== TO DO ==
Rewrite the lines from the start of the records through the line containing "send-to-dropdown-button[interactable] bbox=[309, 397, 336, 424]", inclusive, replacing "Windows" with "Linux" and keeping everything else the same.

── LISTED RECORDS ──

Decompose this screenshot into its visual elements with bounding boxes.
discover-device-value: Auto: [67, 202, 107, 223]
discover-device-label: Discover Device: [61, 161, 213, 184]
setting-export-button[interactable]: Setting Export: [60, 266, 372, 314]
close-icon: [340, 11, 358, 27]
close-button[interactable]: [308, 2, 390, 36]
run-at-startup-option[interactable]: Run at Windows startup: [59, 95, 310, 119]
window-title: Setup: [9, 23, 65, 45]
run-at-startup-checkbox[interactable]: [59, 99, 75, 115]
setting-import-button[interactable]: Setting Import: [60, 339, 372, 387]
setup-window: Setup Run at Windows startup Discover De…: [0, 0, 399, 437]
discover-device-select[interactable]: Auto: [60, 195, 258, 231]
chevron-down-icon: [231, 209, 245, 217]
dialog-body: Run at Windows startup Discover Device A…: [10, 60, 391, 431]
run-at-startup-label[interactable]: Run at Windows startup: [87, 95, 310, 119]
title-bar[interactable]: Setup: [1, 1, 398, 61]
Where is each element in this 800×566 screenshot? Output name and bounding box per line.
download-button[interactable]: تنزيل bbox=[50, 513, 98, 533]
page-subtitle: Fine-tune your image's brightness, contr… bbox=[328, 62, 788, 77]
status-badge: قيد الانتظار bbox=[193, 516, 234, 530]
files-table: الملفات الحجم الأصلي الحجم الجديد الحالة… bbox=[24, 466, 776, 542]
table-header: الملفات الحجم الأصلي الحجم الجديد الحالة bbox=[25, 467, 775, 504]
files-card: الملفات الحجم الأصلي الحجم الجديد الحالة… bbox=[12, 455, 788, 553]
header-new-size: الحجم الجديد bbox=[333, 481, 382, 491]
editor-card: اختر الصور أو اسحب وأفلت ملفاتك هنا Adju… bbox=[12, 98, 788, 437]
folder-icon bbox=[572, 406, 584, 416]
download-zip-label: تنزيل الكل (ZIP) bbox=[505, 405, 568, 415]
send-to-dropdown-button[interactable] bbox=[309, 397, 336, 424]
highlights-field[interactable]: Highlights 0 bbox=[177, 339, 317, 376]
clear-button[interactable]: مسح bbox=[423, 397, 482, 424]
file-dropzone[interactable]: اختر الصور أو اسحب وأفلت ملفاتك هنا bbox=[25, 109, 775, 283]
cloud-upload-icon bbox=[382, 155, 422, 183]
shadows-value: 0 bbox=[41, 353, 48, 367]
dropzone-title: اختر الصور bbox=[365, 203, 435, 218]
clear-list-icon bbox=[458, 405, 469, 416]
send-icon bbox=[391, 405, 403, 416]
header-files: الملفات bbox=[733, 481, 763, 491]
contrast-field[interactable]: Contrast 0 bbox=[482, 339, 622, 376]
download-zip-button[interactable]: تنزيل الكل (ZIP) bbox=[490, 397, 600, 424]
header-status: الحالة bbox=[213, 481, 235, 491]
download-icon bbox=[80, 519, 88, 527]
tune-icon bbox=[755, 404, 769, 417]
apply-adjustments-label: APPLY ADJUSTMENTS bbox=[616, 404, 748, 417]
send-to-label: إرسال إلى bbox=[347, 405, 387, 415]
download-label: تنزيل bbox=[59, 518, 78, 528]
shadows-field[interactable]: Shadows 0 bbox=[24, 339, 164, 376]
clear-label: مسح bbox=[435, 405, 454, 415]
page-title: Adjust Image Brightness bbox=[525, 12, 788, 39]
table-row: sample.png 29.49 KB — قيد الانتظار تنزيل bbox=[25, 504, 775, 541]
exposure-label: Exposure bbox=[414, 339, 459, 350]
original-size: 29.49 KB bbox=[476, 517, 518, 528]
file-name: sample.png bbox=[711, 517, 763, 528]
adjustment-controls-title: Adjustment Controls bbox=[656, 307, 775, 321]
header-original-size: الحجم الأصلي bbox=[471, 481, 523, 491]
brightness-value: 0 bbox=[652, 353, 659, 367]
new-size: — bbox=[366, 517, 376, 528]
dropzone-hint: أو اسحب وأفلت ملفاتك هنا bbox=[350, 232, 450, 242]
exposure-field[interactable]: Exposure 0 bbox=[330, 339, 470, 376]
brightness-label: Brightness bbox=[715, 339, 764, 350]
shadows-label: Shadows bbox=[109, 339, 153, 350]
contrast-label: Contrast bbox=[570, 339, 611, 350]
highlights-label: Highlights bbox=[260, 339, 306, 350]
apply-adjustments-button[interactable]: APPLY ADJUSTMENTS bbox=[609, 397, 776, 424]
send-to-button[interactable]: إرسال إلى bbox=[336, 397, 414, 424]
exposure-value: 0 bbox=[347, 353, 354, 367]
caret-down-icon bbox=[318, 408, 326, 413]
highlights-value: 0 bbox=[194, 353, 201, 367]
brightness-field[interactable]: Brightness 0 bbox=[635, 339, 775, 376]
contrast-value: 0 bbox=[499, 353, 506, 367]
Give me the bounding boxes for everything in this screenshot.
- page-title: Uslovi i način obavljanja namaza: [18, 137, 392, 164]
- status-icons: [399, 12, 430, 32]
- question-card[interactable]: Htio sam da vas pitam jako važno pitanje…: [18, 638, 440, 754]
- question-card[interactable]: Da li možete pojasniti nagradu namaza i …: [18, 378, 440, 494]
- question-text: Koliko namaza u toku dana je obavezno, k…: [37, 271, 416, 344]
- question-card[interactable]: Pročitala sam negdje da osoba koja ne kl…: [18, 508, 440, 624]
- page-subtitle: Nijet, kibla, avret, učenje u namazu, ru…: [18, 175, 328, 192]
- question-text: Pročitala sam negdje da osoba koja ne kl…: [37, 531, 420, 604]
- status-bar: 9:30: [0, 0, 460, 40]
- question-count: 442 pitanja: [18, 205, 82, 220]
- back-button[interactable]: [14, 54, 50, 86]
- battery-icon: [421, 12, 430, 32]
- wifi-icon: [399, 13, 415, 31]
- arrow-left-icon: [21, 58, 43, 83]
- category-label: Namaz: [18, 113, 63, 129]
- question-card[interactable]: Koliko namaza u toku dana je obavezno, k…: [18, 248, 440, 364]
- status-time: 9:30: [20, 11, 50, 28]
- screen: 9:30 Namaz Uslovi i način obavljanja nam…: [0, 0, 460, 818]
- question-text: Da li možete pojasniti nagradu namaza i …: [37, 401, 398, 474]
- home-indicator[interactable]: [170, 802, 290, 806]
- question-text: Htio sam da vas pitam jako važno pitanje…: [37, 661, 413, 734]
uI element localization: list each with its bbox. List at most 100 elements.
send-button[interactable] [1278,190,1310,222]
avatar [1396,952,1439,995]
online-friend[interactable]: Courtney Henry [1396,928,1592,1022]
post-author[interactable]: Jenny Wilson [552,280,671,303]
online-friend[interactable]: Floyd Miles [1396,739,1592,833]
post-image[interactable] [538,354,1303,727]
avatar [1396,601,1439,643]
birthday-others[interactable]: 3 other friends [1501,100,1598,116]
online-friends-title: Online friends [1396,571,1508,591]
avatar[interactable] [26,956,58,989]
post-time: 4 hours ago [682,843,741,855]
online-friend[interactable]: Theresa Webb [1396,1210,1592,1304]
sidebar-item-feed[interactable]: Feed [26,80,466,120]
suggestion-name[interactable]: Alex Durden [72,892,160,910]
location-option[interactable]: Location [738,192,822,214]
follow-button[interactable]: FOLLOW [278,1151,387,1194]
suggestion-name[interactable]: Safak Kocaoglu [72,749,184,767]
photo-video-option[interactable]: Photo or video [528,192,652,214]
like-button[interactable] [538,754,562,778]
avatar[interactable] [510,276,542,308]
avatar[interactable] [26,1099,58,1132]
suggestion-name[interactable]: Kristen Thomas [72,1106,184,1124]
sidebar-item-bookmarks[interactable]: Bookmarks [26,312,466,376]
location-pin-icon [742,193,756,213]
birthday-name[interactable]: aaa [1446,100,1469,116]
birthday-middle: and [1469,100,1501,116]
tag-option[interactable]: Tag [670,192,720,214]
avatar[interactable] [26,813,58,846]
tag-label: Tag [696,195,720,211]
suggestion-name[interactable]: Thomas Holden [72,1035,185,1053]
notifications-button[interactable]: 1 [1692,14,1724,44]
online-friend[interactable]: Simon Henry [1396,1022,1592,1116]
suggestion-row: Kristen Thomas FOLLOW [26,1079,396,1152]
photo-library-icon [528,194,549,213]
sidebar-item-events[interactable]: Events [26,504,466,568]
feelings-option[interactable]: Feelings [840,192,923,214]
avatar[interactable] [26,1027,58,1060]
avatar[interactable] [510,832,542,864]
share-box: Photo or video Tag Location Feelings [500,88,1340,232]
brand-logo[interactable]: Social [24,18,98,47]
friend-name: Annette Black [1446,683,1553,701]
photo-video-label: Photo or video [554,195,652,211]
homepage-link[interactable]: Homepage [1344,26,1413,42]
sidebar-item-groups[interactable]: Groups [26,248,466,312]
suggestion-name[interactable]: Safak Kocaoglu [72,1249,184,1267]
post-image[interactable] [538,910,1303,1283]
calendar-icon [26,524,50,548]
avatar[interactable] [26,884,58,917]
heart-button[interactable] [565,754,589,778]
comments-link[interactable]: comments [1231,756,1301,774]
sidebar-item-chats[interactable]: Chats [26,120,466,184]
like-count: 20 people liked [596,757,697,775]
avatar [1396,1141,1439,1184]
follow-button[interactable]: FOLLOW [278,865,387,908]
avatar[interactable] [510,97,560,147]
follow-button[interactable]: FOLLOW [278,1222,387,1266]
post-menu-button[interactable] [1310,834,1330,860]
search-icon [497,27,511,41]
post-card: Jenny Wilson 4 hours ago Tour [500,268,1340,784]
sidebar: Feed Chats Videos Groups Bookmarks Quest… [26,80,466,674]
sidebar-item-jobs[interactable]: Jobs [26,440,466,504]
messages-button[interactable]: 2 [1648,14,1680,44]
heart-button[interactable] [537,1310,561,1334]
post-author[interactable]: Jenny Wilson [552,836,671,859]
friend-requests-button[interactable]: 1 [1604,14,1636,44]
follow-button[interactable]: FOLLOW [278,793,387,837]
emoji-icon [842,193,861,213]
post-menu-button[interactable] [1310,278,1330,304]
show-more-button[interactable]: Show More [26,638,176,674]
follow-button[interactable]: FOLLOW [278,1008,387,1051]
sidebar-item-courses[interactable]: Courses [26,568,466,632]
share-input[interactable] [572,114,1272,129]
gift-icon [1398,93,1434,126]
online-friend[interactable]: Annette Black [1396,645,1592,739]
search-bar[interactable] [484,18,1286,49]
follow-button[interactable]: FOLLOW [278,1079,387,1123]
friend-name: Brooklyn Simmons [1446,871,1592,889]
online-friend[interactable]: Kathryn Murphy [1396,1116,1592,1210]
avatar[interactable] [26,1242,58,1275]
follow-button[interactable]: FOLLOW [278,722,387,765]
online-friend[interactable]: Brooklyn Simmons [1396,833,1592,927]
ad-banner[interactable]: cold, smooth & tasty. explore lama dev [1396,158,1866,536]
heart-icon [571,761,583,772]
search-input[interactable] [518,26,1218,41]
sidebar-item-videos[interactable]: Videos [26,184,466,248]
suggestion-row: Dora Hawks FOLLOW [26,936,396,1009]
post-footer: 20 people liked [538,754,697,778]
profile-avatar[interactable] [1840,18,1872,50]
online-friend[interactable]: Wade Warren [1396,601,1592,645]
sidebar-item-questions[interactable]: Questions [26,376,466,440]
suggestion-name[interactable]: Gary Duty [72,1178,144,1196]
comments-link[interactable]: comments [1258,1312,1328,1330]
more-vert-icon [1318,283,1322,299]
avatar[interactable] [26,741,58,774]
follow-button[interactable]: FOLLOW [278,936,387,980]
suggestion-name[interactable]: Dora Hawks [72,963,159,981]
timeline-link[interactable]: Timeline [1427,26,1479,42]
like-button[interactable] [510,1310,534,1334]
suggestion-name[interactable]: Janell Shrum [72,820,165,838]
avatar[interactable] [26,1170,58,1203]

───

== THE REPLY ==
Decompose this screenshot into its visual elements with bounding boxes.
discover-device-value: Auto: [67, 202, 107, 223]
discover-device-label: Discover Device: [61, 161, 213, 184]
setting-export-button[interactable]: Setting Export: [60, 266, 372, 314]
close-icon: [340, 11, 358, 27]
close-button[interactable]: [308, 2, 390, 36]
run-at-startup-option[interactable]: Run at Linux startup: [59, 95, 310, 119]
window-title: Setup: [9, 23, 65, 45]
run-at-startup-checkbox[interactable]: [59, 99, 75, 115]
setting-import-button[interactable]: Setting Import: [60, 339, 372, 387]
setup-window: Setup Run at Linux startup Discover De…: [0, 0, 399, 437]
discover-device-select[interactable]: Auto: [60, 195, 258, 231]
chevron-down-icon: [231, 209, 245, 217]
dialog-body: Run at Linux startup Discover Device A…: [10, 60, 391, 431]
run-at-startup-label[interactable]: Run at Linux startup: [87, 95, 310, 119]
title-bar[interactable]: Setup: [1, 1, 398, 61]
Where is each element in this 800×566 screenshot? Output name and bounding box per line.
download-button[interactable]: تنزيل bbox=[50, 513, 98, 533]
page-subtitle: Fine-tune your image's brightness, contr… bbox=[328, 62, 788, 77]
status-badge: قيد الانتظار bbox=[193, 516, 234, 530]
files-table: الملفات الحجم الأصلي الحجم الجديد الحالة… bbox=[24, 466, 776, 542]
table-header: الملفات الحجم الأصلي الحجم الجديد الحالة bbox=[25, 467, 775, 504]
files-card: الملفات الحجم الأصلي الحجم الجديد الحالة… bbox=[12, 455, 788, 553]
header-new-size: الحجم الجديد bbox=[333, 481, 382, 491]
editor-card: اختر الصور أو اسحب وأفلت ملفاتك هنا Adju… bbox=[12, 98, 788, 437]
folder-icon bbox=[572, 406, 584, 416]
download-zip-label: تنزيل الكل (ZIP) bbox=[505, 405, 568, 415]
send-to-dropdown-button[interactable] bbox=[309, 397, 336, 424]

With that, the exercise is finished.